Annotated element entries:
(begin)

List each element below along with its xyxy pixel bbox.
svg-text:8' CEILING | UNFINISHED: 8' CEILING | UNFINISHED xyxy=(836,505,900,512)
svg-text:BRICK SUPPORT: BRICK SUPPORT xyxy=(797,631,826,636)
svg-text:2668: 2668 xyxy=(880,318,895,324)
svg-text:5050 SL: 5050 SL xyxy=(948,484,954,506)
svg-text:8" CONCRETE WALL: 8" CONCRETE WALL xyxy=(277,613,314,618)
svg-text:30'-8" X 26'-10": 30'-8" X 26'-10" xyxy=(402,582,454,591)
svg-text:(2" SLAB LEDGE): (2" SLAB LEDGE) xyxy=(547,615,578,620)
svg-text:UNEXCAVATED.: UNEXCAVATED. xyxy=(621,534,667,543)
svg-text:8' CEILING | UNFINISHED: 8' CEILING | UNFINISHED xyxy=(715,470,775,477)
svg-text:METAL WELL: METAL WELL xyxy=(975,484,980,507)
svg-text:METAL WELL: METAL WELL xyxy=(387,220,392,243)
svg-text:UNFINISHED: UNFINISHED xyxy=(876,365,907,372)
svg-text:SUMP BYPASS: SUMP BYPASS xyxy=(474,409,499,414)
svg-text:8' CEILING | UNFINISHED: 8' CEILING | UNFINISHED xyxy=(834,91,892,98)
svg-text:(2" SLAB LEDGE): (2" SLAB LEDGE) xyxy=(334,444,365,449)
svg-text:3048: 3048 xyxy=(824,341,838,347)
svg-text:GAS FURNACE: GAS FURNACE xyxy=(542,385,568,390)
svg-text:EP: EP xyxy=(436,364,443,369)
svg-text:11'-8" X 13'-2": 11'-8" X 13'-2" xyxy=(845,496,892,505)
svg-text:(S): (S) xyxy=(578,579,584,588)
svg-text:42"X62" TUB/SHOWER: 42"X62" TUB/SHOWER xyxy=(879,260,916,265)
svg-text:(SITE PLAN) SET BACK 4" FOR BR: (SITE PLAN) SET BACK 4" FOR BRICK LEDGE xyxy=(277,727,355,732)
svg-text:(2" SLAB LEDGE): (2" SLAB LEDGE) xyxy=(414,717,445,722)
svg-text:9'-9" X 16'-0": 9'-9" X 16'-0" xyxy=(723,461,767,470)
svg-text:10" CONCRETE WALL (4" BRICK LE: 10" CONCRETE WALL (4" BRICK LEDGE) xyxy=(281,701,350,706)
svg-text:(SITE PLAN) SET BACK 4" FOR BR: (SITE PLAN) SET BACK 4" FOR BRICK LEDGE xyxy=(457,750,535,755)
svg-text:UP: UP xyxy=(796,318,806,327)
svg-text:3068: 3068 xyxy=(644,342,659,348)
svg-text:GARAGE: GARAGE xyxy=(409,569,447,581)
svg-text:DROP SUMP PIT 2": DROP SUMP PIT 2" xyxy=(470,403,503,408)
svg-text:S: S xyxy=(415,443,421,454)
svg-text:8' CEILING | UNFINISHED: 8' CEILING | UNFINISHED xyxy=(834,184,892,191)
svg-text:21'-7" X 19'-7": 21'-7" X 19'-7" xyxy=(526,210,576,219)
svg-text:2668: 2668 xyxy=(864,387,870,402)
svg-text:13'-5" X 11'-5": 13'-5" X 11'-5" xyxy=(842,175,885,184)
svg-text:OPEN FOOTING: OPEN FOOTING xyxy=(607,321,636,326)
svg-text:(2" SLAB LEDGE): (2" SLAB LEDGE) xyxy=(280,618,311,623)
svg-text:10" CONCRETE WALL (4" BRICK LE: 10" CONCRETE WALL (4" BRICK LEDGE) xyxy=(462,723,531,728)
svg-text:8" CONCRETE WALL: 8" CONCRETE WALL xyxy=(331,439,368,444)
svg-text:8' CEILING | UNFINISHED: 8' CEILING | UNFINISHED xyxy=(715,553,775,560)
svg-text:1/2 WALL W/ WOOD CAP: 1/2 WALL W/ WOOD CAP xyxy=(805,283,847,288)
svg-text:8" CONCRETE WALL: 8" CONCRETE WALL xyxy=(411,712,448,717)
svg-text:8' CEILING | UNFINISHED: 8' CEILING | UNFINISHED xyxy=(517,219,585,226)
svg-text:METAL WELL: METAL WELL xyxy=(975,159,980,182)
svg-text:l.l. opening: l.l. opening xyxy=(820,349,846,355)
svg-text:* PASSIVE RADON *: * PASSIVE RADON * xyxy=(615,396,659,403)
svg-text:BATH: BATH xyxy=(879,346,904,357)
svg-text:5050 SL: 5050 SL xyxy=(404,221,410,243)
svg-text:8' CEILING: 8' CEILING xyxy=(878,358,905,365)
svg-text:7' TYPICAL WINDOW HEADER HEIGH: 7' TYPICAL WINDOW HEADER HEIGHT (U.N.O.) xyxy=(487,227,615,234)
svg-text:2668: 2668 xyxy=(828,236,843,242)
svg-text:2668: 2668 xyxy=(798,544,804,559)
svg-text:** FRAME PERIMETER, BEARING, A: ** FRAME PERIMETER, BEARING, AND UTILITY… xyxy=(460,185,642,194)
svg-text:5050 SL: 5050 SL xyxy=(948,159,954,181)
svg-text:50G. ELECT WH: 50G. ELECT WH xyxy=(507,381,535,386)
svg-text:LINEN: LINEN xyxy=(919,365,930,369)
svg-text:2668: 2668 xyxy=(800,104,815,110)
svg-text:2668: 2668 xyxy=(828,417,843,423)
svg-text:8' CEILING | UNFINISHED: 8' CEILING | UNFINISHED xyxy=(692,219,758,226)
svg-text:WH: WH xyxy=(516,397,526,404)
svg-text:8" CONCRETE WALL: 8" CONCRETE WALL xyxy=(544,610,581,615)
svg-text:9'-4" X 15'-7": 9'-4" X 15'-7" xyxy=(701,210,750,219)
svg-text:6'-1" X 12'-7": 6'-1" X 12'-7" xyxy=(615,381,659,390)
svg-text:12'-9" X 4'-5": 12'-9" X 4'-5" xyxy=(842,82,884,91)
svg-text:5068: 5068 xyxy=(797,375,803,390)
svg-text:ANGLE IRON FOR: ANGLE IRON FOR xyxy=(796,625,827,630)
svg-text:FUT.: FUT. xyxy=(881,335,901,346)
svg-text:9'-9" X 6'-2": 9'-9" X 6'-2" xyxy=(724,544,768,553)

(end)

Print the material word for word, from its first line up to and including the line that contains "svg-text:S: S xyxy=(415,443,421,454)".

List each element below along with its xyxy pixel bbox.
svg-text:8' CEILING | UNFINISHED: 8' CEILING | UNFINISHED xyxy=(836,505,900,512)
svg-text:BRICK SUPPORT: BRICK SUPPORT xyxy=(797,631,826,636)
svg-text:2668: 2668 xyxy=(880,318,895,324)
svg-text:5050 SL: 5050 SL xyxy=(948,484,954,506)
svg-text:8" CONCRETE WALL: 8" CONCRETE WALL xyxy=(277,613,314,618)
svg-text:30'-8" X 26'-10": 30'-8" X 26'-10" xyxy=(402,582,454,591)
svg-text:(2" SLAB LEDGE): (2" SLAB LEDGE) xyxy=(547,615,578,620)
svg-text:UNEXCAVATED.: UNEXCAVATED. xyxy=(621,534,667,543)
svg-text:8' CEILING | UNFINISHED: 8' CEILING | UNFINISHED xyxy=(715,470,775,477)
svg-text:METAL WELL: METAL WELL xyxy=(975,484,980,507)
svg-text:METAL WELL: METAL WELL xyxy=(387,220,392,243)
svg-text:UNFINISHED: UNFINISHED xyxy=(876,365,907,372)
svg-text:SUMP BYPASS: SUMP BYPASS xyxy=(474,409,499,414)
svg-text:8' CEILING | UNFINISHED: 8' CEILING | UNFINISHED xyxy=(834,91,892,98)
svg-text:(2" SLAB LEDGE): (2" SLAB LEDGE) xyxy=(334,444,365,449)
svg-text:3048: 3048 xyxy=(824,341,838,347)
svg-text:GAS FURNACE: GAS FURNACE xyxy=(542,385,568,390)
svg-text:EP: EP xyxy=(436,364,443,369)
svg-text:11'-8" X 13'-2": 11'-8" X 13'-2" xyxy=(845,496,892,505)
svg-text:(S): (S) xyxy=(578,579,584,588)
svg-text:42"X62" TUB/SHOWER: 42"X62" TUB/SHOWER xyxy=(879,260,916,265)
svg-text:(SITE PLAN) SET BACK 4" FOR BR: (SITE PLAN) SET BACK 4" FOR BRICK LEDGE xyxy=(277,727,355,732)
svg-text:(2" SLAB LEDGE): (2" SLAB LEDGE) xyxy=(414,717,445,722)
svg-text:9'-9" X 16'-0": 9'-9" X 16'-0" xyxy=(723,461,767,470)
svg-text:10" CONCRETE WALL (4" BRICK LE: 10" CONCRETE WALL (4" BRICK LEDGE) xyxy=(281,701,350,706)
svg-text:(SITE PLAN) SET BACK 4" FOR BR: (SITE PLAN) SET BACK 4" FOR BRICK LEDGE xyxy=(457,750,535,755)
svg-text:UP: UP xyxy=(796,318,806,327)
svg-text:3068: 3068 xyxy=(644,342,659,348)
svg-text:GARAGE: GARAGE xyxy=(409,569,447,581)
svg-text:DROP SUMP PIT 2": DROP SUMP PIT 2" xyxy=(470,403,503,408)
svg-text:S: S xyxy=(415,443,421,454)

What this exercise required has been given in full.